Written task - Rewrite the items from the first line through the line containing "bar — [464, 379, 478, 386]", swapping "legend-swatch" for "legend-key" and leaving everything else as it is. Give back only those lines.

Entries -
┌──

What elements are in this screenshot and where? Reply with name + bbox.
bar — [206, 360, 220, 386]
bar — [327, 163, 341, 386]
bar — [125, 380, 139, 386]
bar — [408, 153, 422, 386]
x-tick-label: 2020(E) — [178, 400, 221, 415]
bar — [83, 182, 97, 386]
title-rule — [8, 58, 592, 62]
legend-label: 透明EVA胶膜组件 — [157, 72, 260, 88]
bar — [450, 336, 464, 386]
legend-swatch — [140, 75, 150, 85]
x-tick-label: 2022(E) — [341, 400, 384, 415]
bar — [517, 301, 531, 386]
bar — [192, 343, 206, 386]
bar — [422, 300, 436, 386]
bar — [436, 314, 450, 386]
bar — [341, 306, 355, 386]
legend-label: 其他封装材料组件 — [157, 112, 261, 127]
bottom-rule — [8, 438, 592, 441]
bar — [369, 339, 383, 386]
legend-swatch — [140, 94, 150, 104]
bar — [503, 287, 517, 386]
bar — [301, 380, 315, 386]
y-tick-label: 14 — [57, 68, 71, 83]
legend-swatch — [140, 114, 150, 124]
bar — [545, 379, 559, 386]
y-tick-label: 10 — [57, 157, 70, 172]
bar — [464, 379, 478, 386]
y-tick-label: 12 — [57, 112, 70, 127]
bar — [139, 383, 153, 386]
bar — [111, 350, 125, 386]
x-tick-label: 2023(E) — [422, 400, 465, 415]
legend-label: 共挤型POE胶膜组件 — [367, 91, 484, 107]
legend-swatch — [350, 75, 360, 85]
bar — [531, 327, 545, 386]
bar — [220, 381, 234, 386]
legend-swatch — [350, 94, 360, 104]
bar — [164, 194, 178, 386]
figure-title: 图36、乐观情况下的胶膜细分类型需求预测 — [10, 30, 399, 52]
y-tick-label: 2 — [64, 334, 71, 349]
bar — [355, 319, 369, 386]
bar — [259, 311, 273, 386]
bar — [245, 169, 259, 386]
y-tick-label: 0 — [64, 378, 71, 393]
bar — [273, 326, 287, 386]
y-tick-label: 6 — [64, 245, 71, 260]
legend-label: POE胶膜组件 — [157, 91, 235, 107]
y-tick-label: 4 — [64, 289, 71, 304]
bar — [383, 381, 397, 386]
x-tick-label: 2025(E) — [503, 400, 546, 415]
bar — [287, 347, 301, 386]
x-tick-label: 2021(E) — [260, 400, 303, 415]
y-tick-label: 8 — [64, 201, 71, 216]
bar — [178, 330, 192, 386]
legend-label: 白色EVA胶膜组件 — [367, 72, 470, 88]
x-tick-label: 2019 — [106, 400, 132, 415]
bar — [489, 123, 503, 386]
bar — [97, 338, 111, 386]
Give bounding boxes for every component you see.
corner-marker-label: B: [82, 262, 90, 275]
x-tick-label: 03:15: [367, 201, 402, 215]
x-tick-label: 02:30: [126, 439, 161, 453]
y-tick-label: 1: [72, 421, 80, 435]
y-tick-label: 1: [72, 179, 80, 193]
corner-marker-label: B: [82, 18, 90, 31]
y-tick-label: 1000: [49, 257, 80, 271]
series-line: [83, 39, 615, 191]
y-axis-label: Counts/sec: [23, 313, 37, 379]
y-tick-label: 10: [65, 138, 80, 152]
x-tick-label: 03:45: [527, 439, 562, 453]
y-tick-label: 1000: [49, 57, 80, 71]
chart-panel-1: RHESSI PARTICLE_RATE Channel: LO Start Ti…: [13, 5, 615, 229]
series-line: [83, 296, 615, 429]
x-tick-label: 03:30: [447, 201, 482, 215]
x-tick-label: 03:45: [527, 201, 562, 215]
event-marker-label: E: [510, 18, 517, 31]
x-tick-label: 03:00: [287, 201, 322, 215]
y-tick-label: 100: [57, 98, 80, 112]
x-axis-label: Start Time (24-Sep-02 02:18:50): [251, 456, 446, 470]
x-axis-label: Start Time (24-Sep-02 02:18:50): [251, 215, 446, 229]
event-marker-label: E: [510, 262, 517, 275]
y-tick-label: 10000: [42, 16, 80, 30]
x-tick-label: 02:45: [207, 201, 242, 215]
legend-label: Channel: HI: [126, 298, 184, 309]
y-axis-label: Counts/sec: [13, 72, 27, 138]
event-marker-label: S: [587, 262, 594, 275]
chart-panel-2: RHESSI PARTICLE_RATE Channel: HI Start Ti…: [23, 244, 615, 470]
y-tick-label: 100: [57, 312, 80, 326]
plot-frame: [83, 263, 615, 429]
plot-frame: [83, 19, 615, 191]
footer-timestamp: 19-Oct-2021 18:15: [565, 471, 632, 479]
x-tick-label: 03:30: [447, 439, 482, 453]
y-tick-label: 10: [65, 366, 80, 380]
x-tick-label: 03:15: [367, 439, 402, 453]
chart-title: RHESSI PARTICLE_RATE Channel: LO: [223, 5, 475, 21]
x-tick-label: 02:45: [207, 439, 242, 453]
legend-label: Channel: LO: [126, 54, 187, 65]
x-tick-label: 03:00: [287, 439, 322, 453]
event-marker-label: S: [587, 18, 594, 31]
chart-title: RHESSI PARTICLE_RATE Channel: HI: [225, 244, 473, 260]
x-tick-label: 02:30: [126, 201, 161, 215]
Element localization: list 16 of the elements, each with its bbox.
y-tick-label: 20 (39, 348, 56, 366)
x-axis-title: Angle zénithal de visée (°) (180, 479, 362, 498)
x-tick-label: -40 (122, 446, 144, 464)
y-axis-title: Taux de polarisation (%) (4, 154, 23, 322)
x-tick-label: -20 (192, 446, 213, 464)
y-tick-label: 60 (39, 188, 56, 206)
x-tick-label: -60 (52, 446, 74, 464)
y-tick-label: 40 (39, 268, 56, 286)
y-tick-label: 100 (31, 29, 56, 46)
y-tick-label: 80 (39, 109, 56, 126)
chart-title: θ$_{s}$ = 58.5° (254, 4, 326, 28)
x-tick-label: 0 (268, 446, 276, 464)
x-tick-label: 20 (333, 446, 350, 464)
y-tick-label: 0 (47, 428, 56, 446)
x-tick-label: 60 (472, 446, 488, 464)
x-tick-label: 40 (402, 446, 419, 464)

└──

Solution for this exercise -
What elements are in this screenshot and where? Reply with name + bbox.
bar — [206, 360, 220, 386]
bar — [327, 163, 341, 386]
bar — [125, 380, 139, 386]
bar — [408, 153, 422, 386]
x-tick-label: 2020(E) — [178, 400, 221, 415]
bar — [83, 182, 97, 386]
title-rule — [8, 58, 592, 62]
legend-label: 透明EVA胶膜组件 — [157, 72, 260, 88]
bar — [450, 336, 464, 386]
legend-key — [140, 75, 150, 85]
x-tick-label: 2022(E) — [341, 400, 384, 415]
bar — [517, 301, 531, 386]
bar — [192, 343, 206, 386]
bar — [422, 300, 436, 386]
bar — [436, 314, 450, 386]
bar — [341, 306, 355, 386]
legend-label: 其他封装材料组件 — [157, 112, 261, 127]
bottom-rule — [8, 438, 592, 441]
bar — [369, 339, 383, 386]
legend-key — [140, 94, 150, 104]
bar — [503, 287, 517, 386]
bar — [301, 380, 315, 386]
y-tick-label: 14 — [57, 68, 71, 83]
legend-key — [140, 114, 150, 124]
bar — [545, 379, 559, 386]
y-tick-label: 10 — [57, 157, 70, 172]
bar — [464, 379, 478, 386]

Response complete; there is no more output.